*WORK TO COMPLETE*: Quote every line as written. Omit pictures.

-- Start of SUPPLIED RECORDS --

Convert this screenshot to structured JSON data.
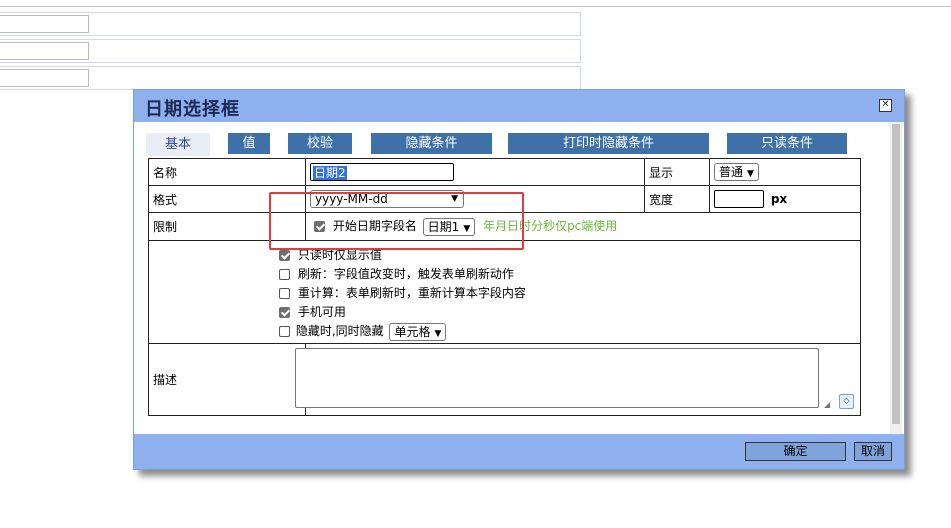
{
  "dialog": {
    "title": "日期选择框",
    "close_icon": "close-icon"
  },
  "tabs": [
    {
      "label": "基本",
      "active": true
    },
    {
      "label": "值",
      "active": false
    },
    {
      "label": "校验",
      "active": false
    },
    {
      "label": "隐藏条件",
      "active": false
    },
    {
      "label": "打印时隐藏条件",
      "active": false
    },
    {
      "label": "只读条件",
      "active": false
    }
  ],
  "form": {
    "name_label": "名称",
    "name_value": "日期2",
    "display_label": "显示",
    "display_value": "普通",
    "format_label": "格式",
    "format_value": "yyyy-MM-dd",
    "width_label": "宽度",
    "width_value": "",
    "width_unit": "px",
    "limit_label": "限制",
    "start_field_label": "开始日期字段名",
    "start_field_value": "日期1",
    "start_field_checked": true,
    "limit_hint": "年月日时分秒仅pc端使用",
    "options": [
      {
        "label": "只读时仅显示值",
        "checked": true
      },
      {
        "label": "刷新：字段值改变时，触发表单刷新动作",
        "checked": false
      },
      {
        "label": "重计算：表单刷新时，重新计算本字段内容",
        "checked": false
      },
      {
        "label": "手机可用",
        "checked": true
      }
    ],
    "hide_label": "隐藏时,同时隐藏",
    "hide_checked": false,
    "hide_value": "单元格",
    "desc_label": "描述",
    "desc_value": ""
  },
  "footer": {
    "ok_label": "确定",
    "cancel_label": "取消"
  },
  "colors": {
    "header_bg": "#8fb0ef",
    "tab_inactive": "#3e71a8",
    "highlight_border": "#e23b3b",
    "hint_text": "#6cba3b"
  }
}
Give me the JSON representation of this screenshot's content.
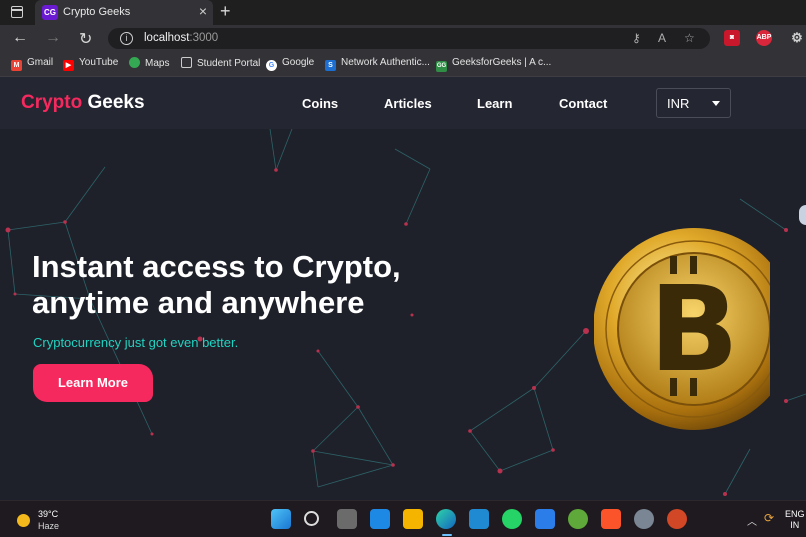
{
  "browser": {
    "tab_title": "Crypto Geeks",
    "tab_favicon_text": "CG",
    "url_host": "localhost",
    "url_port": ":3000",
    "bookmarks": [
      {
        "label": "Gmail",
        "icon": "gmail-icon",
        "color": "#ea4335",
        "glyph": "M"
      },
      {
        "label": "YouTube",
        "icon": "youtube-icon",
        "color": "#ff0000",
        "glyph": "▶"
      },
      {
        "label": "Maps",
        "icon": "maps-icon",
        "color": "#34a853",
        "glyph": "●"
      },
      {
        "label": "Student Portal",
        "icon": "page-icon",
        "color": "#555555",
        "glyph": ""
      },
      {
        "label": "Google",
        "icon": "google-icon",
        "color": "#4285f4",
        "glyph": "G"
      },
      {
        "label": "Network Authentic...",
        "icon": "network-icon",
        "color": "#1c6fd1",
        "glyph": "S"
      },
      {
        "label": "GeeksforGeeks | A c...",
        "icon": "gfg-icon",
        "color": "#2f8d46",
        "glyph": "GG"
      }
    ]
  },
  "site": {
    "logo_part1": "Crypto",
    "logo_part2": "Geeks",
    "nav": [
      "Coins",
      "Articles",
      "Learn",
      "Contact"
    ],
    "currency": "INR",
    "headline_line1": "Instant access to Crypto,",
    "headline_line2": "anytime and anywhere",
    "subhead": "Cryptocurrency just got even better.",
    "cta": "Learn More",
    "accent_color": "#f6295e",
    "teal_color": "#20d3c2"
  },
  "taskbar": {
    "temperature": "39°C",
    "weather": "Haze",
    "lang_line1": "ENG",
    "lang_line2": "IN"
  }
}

-- End of SUPPLIED RECORDS --

*COMPLETE OUTPUT*:
Convert this screenshot to structured JSON data.
{
  "dialog": {
    "title": "日期选择框",
    "close_icon": "close-icon"
  },
  "tabs": [
    {
      "label": "基本",
      "active": true
    },
    {
      "label": "值",
      "active": false
    },
    {
      "label": "校验",
      "active": false
    },
    {
      "label": "隐藏条件",
      "active": false
    },
    {
      "label": "打印时隐藏条件",
      "active": false
    },
    {
      "label": "只读条件",
      "active": false
    }
  ],
  "form": {
    "name_label": "名称",
    "name_value": "日期2",
    "display_label": "显示",
    "display_value": "普通",
    "format_label": "格式",
    "format_value": "yyyy-MM-dd",
    "width_label": "宽度",
    "width_value": "",
    "width_unit": "px",
    "limit_label": "限制",
    "start_field_label": "开始日期字段名",
    "start_field_value": "日期1",
    "start_field_checked": true,
    "limit_hint": "年月日时分秒仅pc端使用",
    "options": [
      {
        "label": "只读时仅显示值",
        "checked": true
      },
      {
        "label": "刷新：字段值改变时，触发表单刷新动作",
        "checked": false
      },
      {
        "label": "重计算：表单刷新时，重新计算本字段内容",
        "checked": false
      },
      {
        "label": "手机可用",
        "checked": true
      }
    ],
    "hide_label": "隐藏时,同时隐藏",
    "hide_checked": false,
    "hide_value": "单元格",
    "desc_label": "描述",
    "desc_value": ""
  },
  "footer": {
    "ok_label": "确定",
    "cancel_label": "取消"
  },
  "colors": {
    "header_bg": "#8fb0ef",
    "tab_inactive": "#3e71a8",
    "highlight_border": "#e23b3b",
    "hint_text": "#6cba3b"
  }
}
Give me the JSON representation of this screenshot's content.
{
  "browser": {
    "tab_title": "Crypto Geeks",
    "tab_favicon_text": "CG",
    "url_host": "localhost",
    "url_port": ":3000",
    "bookmarks": [
      {
        "label": "Gmail",
        "icon": "gmail-icon",
        "color": "#ea4335",
        "glyph": "M"
      },
      {
        "label": "YouTube",
        "icon": "youtube-icon",
        "color": "#ff0000",
        "glyph": "▶"
      },
      {
        "label": "Maps",
        "icon": "maps-icon",
        "color": "#34a853",
        "glyph": "●"
      },
      {
        "label": "Student Portal",
        "icon": "page-icon",
        "color": "#555555",
        "glyph": ""
      },
      {
        "label": "Google",
        "icon": "google-icon",
        "color": "#4285f4",
        "glyph": "G"
      },
      {
        "label": "Network Authentic...",
        "icon": "network-icon",
        "color": "#1c6fd1",
        "glyph": "S"
      },
      {
        "label": "GeeksforGeeks | A c...",
        "icon": "gfg-icon",
        "color": "#2f8d46",
        "glyph": "GG"
      }
    ]
  },
  "site": {
    "logo_part1": "Crypto",
    "logo_part2": "Geeks",
    "nav": [
      "Coins",
      "Articles",
      "Learn",
      "Contact"
    ],
    "currency": "INR",
    "headline_line1": "Instant access to Crypto,",
    "headline_line2": "anytime and anywhere",
    "subhead": "Cryptocurrency just got even better.",
    "cta": "Learn More",
    "accent_color": "#f6295e",
    "teal_color": "#20d3c2"
  },
  "taskbar": {
    "temperature": "39°C",
    "weather": "Haze",
    "lang_line1": "ENG",
    "lang_line2": "IN"
  }
}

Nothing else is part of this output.